EXERCISE DATA:
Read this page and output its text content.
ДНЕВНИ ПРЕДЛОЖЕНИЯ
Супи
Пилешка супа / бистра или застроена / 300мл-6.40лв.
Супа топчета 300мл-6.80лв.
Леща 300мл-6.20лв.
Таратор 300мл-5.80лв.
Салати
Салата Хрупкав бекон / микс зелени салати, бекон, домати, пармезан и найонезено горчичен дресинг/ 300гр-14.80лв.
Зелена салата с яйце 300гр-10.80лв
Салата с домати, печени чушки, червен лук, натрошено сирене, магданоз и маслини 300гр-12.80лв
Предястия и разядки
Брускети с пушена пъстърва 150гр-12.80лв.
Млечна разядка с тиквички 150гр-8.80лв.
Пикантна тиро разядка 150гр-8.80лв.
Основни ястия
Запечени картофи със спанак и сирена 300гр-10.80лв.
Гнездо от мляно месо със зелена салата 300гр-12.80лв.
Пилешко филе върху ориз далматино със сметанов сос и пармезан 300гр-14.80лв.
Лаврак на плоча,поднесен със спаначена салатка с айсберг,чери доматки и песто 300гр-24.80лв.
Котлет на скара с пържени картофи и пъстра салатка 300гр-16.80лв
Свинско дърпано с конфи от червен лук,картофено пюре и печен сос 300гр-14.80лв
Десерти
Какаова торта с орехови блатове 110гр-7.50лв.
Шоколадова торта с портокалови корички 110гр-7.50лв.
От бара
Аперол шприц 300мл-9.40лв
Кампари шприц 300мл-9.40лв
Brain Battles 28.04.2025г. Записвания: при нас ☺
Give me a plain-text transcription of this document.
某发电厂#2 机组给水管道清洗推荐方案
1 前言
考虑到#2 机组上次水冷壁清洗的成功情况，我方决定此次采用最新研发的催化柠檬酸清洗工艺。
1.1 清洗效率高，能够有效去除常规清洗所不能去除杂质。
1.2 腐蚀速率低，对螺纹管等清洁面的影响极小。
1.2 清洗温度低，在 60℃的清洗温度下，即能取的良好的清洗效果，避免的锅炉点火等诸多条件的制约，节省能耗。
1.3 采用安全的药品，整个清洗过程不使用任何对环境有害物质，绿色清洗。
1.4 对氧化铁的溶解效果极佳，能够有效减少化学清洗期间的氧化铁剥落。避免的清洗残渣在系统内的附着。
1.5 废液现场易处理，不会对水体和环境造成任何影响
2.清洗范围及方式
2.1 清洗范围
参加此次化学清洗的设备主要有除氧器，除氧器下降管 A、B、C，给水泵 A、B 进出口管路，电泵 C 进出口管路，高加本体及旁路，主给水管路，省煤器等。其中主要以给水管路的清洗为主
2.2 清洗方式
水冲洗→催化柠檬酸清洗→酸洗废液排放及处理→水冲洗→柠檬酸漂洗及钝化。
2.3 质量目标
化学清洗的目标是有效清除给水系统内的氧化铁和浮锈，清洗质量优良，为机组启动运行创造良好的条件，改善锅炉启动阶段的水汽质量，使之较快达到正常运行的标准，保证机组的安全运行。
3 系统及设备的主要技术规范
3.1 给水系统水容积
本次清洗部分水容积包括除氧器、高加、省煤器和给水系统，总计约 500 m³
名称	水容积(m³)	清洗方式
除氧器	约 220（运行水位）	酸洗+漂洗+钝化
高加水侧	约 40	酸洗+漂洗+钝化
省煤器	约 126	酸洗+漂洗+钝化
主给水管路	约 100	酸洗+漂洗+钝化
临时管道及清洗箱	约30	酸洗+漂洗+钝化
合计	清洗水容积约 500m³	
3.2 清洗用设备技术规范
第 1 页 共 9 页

WHAT THE EXERCISE ASKS:
Copy all of the data exactly.

SOLUTION TO THE EXERCISE:
Read this page and output its text content.
ДНЕВНИ ПРЕДЛОЖЕНИЯ
Супи
Пилешка супа / бистра или застроена / 300мл-6.40лв.
Супа топчета 300мл-6.80лв.
Леща 300мл-6.20лв.
Таратор 300мл-5.80лв.
Салати
Салата Хрупкав бекон / микс зелени салати, бекон, домати, пармезан и найонезено горчичен дресинг/ 300гр-14.80лв.
Зелена салата с яйце 300гр-10.80лв
Салата с домати, печени чушки, червен лук, натрошено сирене, магданоз и маслини 300гр-12.80лв
Предястия и разядки
Брускети с пушена пъстърва 150гр-12.80лв.
Млечна разядка с тиквички 150гр-8.80лв.
Пикантна тиро разядка 150гр-8.80лв.
Основни ястия
Запечени картофи със спанак и сирена 300гр-10.80лв.
Гнездо от мляно месо със зелена салата 300гр-12.80лв.
Пилешко филе върху ориз далматино със сметанов сос и пармезан 300гр-14.80лв.
Лаврак на плоча,поднесен със спаначена салатка с айсберг,чери доматки и песто 300гр-24.80лв.
Котлет на скара с пържени картофи и пъстра салатка 300гр-16.80лв
Свинско дърпано с конфи от червен лук,картофено пюре и печен сос 300гр-14.80лв
Десерти
Какаова торта с орехови блатове 110гр-7.50лв.
Шоколадова торта с портокалови корички 110гр-7.50лв.
От бара
Аперол шприц 300мл-9.40лв
Кампари шприц 300мл-9.40лв
Brain Battles 28.04.2025г. Записвания: при нас ☺
Give me a plain-text transcription of this document.
某发电厂#2 机组给水管道清洗推荐方案
1 前言
考虑到#2 机组上次水冷壁清洗的成功情况，我方决定此次采用最新研发的催化柠檬酸清洗工艺。
1.1 清洗效率高，能够有效去除常规清洗所不能去除杂质。
1.2 腐蚀速率低，对螺纹管等清洁面的影响极小。
1.2 清洗温度低，在 60℃的清洗温度下，即能取的良好的清洗效果，避免的锅炉点火等诸多条件的制约，节省能耗。
1.3 采用安全的药品，整个清洗过程不使用任何对环境有害物质，绿色清洗。
1.4 对氧化铁的溶解效果极佳，能够有效减少化学清洗期间的氧化铁剥落。避免的清洗残渣在系统内的附着。
1.5 废液现场易处理，不会对水体和环境造成任何影响
2.清洗范围及方式
2.1 清洗范围
参加此次化学清洗的设备主要有除氧器，除氧器下降管 A、B、C，给水泵 A、B 进出口管路，电泵 C 进出口管路，高加本体及旁路，主给水管路，省煤器等。其中主要以给水管路的清洗为主
2.2 清洗方式
水冲洗→催化柠檬酸清洗→酸洗废液排放及处理→水冲洗→柠檬酸漂洗及钝化。
2.3 质量目标
化学清洗的目标是有效清除给水系统内的氧化铁和浮锈，清洗质量优良，为机组启动运行创造良好的条件，改善锅炉启动阶段的水汽质量，使之较快达到正常运行的标准，保证机组的安全运行。
3 系统及设备的主要技术规范
3.1 给水系统水容积
本次清洗部分水容积包括除氧器、高加、省煤器和给水系统，总计约 500 m³
名称	水容积(m³)	清洗方式
除氧器	约 220（运行水位）	酸洗+漂洗+钝化
高加水侧	约 40	酸洗+漂洗+钝化
省煤器	约 126	酸洗+漂洗+钝化
主给水管路	约 100	酸洗+漂洗+钝化
临时管道及清洗箱	约30	酸洗+漂洗+钝化
合计	清洗水容积约 500m³	
3.2 清洗用设备技术规范
第 1 页 共 9 页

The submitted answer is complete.